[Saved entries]
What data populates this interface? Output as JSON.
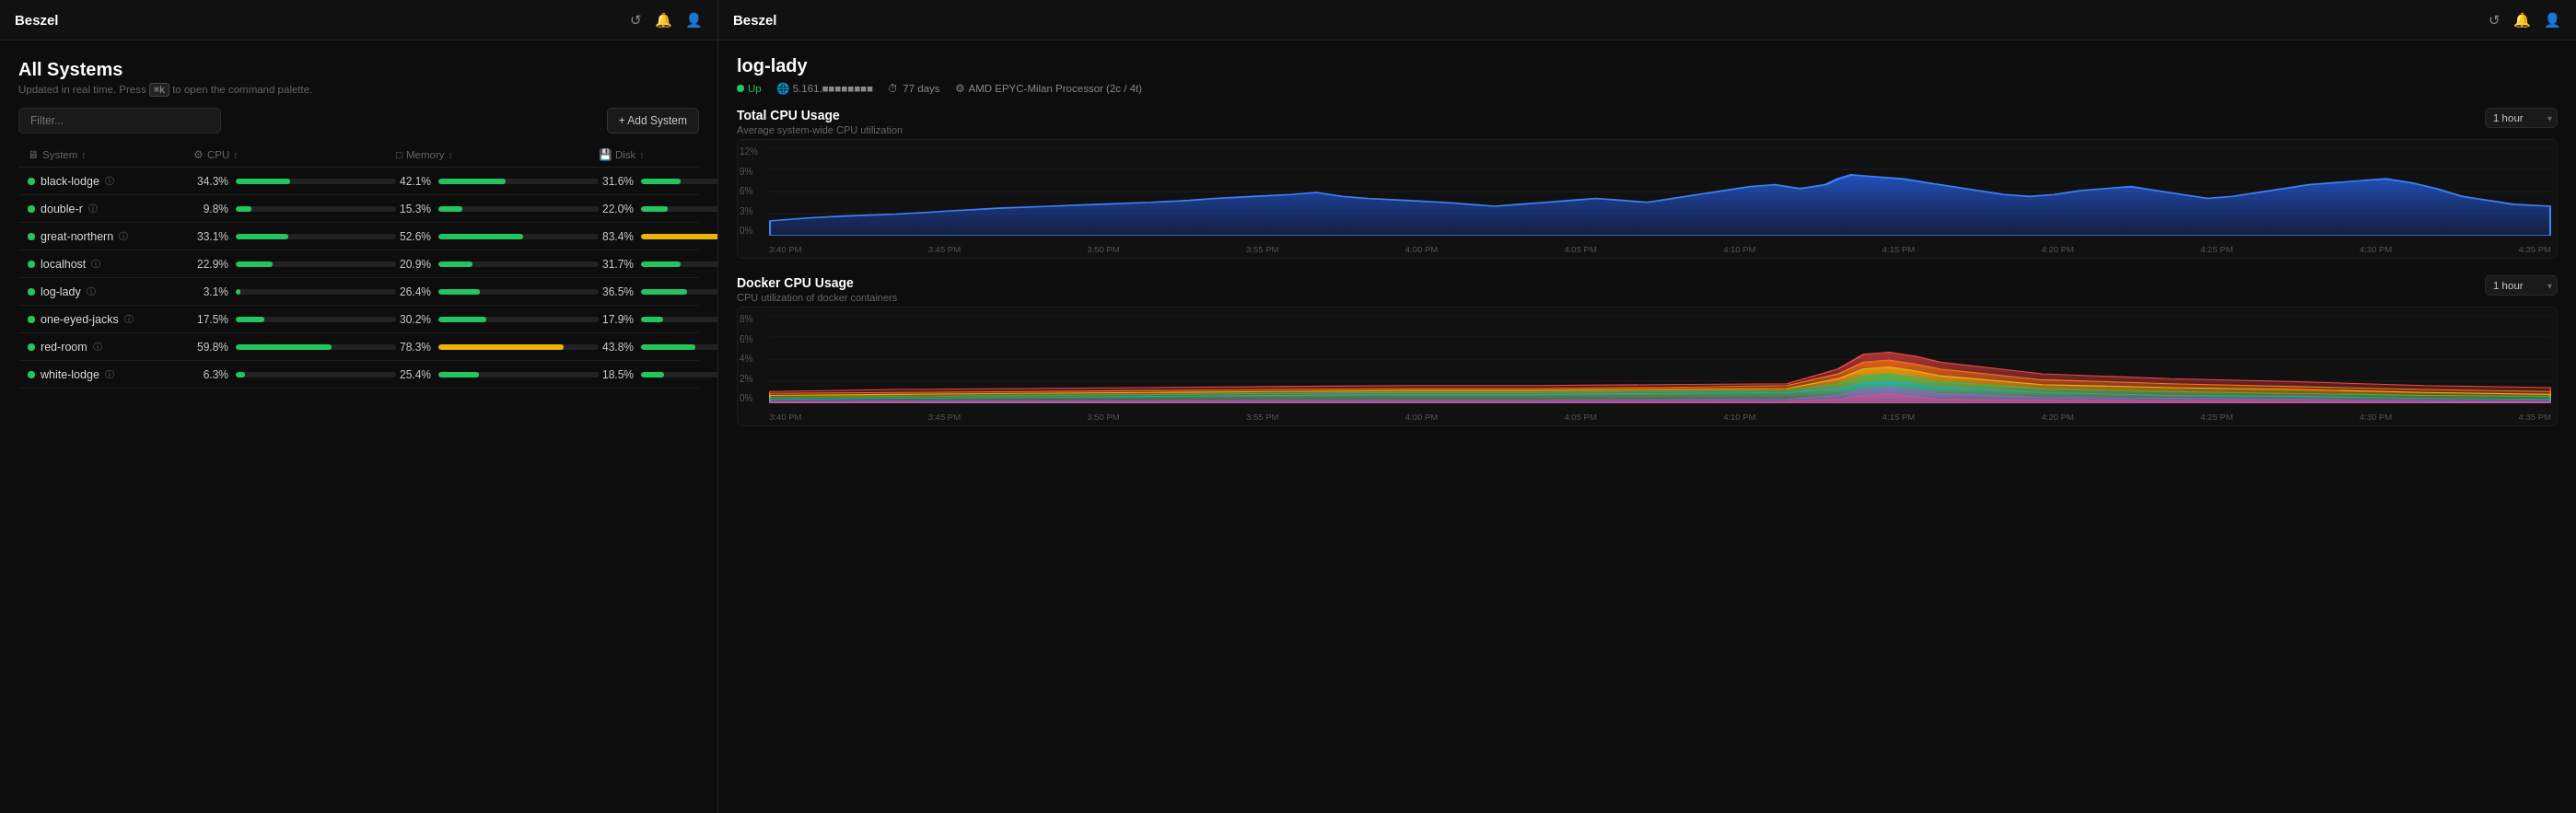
{
  "left_panel": {
    "topbar": {
      "title": "Beszel",
      "icons": [
        "refresh-icon",
        "notification-icon",
        "user-icon"
      ]
    },
    "page": {
      "title": "All Systems",
      "subtitle": "Updated in real time. Press",
      "kbd": "⌘k",
      "subtitle2": "to open the command palette."
    },
    "filter": {
      "placeholder": "Filter..."
    },
    "add_button": "+ Add System",
    "columns": [
      {
        "label": "System",
        "sort": true
      },
      {
        "label": "CPU",
        "sort": true
      },
      {
        "label": "Memory",
        "sort": true
      },
      {
        "label": "Disk",
        "sort": true
      }
    ],
    "rows": [
      {
        "name": "black-lodge",
        "cpu_val": "34.3%",
        "cpu_pct": 34,
        "cpu_color": "green",
        "mem_val": "42.1%",
        "mem_pct": 42,
        "mem_color": "green",
        "disk_val": "31.6%",
        "disk_pct": 32,
        "disk_color": "green"
      },
      {
        "name": "double-r",
        "cpu_val": "9.8%",
        "cpu_pct": 10,
        "cpu_color": "green",
        "mem_val": "15.3%",
        "mem_pct": 15,
        "mem_color": "green",
        "disk_val": "22.0%",
        "disk_pct": 22,
        "disk_color": "green"
      },
      {
        "name": "great-northern",
        "cpu_val": "33.1%",
        "cpu_pct": 33,
        "cpu_color": "green",
        "mem_val": "52.6%",
        "mem_pct": 53,
        "mem_color": "green",
        "disk_val": "83.4%",
        "disk_pct": 83,
        "disk_color": "yellow"
      },
      {
        "name": "localhost",
        "cpu_val": "22.9%",
        "cpu_pct": 23,
        "cpu_color": "green",
        "mem_val": "20.9%",
        "mem_pct": 21,
        "mem_color": "green",
        "disk_val": "31.7%",
        "disk_pct": 32,
        "disk_color": "green"
      },
      {
        "name": "log-lady",
        "cpu_val": "3.1%",
        "cpu_pct": 3,
        "cpu_color": "green",
        "mem_val": "26.4%",
        "mem_pct": 26,
        "mem_color": "green",
        "disk_val": "36.5%",
        "disk_pct": 37,
        "disk_color": "green"
      },
      {
        "name": "one-eyed-jacks",
        "cpu_val": "17.5%",
        "cpu_pct": 18,
        "cpu_color": "green",
        "mem_val": "30.2%",
        "mem_pct": 30,
        "mem_color": "green",
        "disk_val": "17.9%",
        "disk_pct": 18,
        "disk_color": "green"
      },
      {
        "name": "red-room",
        "cpu_val": "59.8%",
        "cpu_pct": 60,
        "cpu_color": "green",
        "mem_val": "78.3%",
        "mem_pct": 78,
        "mem_color": "yellow",
        "disk_val": "43.8%",
        "disk_pct": 44,
        "disk_color": "green"
      },
      {
        "name": "white-lodge",
        "cpu_val": "6.3%",
        "cpu_pct": 6,
        "cpu_color": "green",
        "mem_val": "25.4%",
        "mem_pct": 25,
        "mem_color": "green",
        "disk_val": "18.5%",
        "disk_pct": 19,
        "disk_color": "green"
      }
    ]
  },
  "right_panel": {
    "topbar": {
      "title": "Beszel"
    },
    "system": {
      "name": "log-lady",
      "status": "Up",
      "ip": "5.161.■■■■■■■■",
      "uptime": "77 days",
      "cpu": "AMD EPYC-Milan Processor (2c / 4t)"
    },
    "charts": [
      {
        "id": "total-cpu",
        "title": "Total CPU Usage",
        "subtitle": "Average system-wide CPU utilization",
        "time_label": "1 hour",
        "y_labels": [
          "12%",
          "9%",
          "6%",
          "3%",
          "0%"
        ],
        "x_labels": [
          "3:40 PM",
          "3:45 PM",
          "3:50 PM",
          "3:55 PM",
          "4:00 PM",
          "4:05 PM",
          "4:10 PM",
          "4:15 PM",
          "4:20 PM",
          "4:25 PM",
          "4:30 PM",
          "4:35 PM"
        ],
        "color": "#2563eb"
      },
      {
        "id": "docker-cpu",
        "title": "Docker CPU Usage",
        "subtitle": "CPU utilization of docker containers",
        "time_label": "1 hour",
        "y_labels": [
          "8%",
          "6%",
          "4%",
          "2%",
          "0%"
        ],
        "x_labels": [
          "3:40 PM",
          "3:45 PM",
          "3:50 PM",
          "3:55 PM",
          "4:00 PM",
          "4:05 PM",
          "4:10 PM",
          "4:15 PM",
          "4:20 PM",
          "4:25 PM",
          "4:30 PM",
          "4:35 PM"
        ],
        "color": "multicolor"
      }
    ]
  }
}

Instructions to follow
Without the pictures, restate all of the entries above verbatim.

Correct response
What data populates this interface? Output as JSON.
{
  "left_panel": {
    "topbar": {
      "title": "Beszel",
      "icons": [
        "refresh-icon",
        "notification-icon",
        "user-icon"
      ]
    },
    "page": {
      "title": "All Systems",
      "subtitle": "Updated in real time. Press",
      "kbd": "⌘k",
      "subtitle2": "to open the command palette."
    },
    "filter": {
      "placeholder": "Filter..."
    },
    "add_button": "+ Add System",
    "columns": [
      {
        "label": "System",
        "sort": true
      },
      {
        "label": "CPU",
        "sort": true
      },
      {
        "label": "Memory",
        "sort": true
      },
      {
        "label": "Disk",
        "sort": true
      }
    ],
    "rows": [
      {
        "name": "black-lodge",
        "cpu_val": "34.3%",
        "cpu_pct": 34,
        "cpu_color": "green",
        "mem_val": "42.1%",
        "mem_pct": 42,
        "mem_color": "green",
        "disk_val": "31.6%",
        "disk_pct": 32,
        "disk_color": "green"
      },
      {
        "name": "double-r",
        "cpu_val": "9.8%",
        "cpu_pct": 10,
        "cpu_color": "green",
        "mem_val": "15.3%",
        "mem_pct": 15,
        "mem_color": "green",
        "disk_val": "22.0%",
        "disk_pct": 22,
        "disk_color": "green"
      },
      {
        "name": "great-northern",
        "cpu_val": "33.1%",
        "cpu_pct": 33,
        "cpu_color": "green",
        "mem_val": "52.6%",
        "mem_pct": 53,
        "mem_color": "green",
        "disk_val": "83.4%",
        "disk_pct": 83,
        "disk_color": "yellow"
      },
      {
        "name": "localhost",
        "cpu_val": "22.9%",
        "cpu_pct": 23,
        "cpu_color": "green",
        "mem_val": "20.9%",
        "mem_pct": 21,
        "mem_color": "green",
        "disk_val": "31.7%",
        "disk_pct": 32,
        "disk_color": "green"
      },
      {
        "name": "log-lady",
        "cpu_val": "3.1%",
        "cpu_pct": 3,
        "cpu_color": "green",
        "mem_val": "26.4%",
        "mem_pct": 26,
        "mem_color": "green",
        "disk_val": "36.5%",
        "disk_pct": 37,
        "disk_color": "green"
      },
      {
        "name": "one-eyed-jacks",
        "cpu_val": "17.5%",
        "cpu_pct": 18,
        "cpu_color": "green",
        "mem_val": "30.2%",
        "mem_pct": 30,
        "mem_color": "green",
        "disk_val": "17.9%",
        "disk_pct": 18,
        "disk_color": "green"
      },
      {
        "name": "red-room",
        "cpu_val": "59.8%",
        "cpu_pct": 60,
        "cpu_color": "green",
        "mem_val": "78.3%",
        "mem_pct": 78,
        "mem_color": "yellow",
        "disk_val": "43.8%",
        "disk_pct": 44,
        "disk_color": "green"
      },
      {
        "name": "white-lodge",
        "cpu_val": "6.3%",
        "cpu_pct": 6,
        "cpu_color": "green",
        "mem_val": "25.4%",
        "mem_pct": 25,
        "mem_color": "green",
        "disk_val": "18.5%",
        "disk_pct": 19,
        "disk_color": "green"
      }
    ]
  },
  "right_panel": {
    "topbar": {
      "title": "Beszel"
    },
    "system": {
      "name": "log-lady",
      "status": "Up",
      "ip": "5.161.■■■■■■■■",
      "uptime": "77 days",
      "cpu": "AMD EPYC-Milan Processor (2c / 4t)"
    },
    "charts": [
      {
        "id": "total-cpu",
        "title": "Total CPU Usage",
        "subtitle": "Average system-wide CPU utilization",
        "time_label": "1 hour",
        "y_labels": [
          "12%",
          "9%",
          "6%",
          "3%",
          "0%"
        ],
        "x_labels": [
          "3:40 PM",
          "3:45 PM",
          "3:50 PM",
          "3:55 PM",
          "4:00 PM",
          "4:05 PM",
          "4:10 PM",
          "4:15 PM",
          "4:20 PM",
          "4:25 PM",
          "4:30 PM",
          "4:35 PM"
        ],
        "color": "#2563eb"
      },
      {
        "id": "docker-cpu",
        "title": "Docker CPU Usage",
        "subtitle": "CPU utilization of docker containers",
        "time_label": "1 hour",
        "y_labels": [
          "8%",
          "6%",
          "4%",
          "2%",
          "0%"
        ],
        "x_labels": [
          "3:40 PM",
          "3:45 PM",
          "3:50 PM",
          "3:55 PM",
          "4:00 PM",
          "4:05 PM",
          "4:10 PM",
          "4:15 PM",
          "4:20 PM",
          "4:25 PM",
          "4:30 PM",
          "4:35 PM"
        ],
        "color": "multicolor"
      }
    ]
  }
}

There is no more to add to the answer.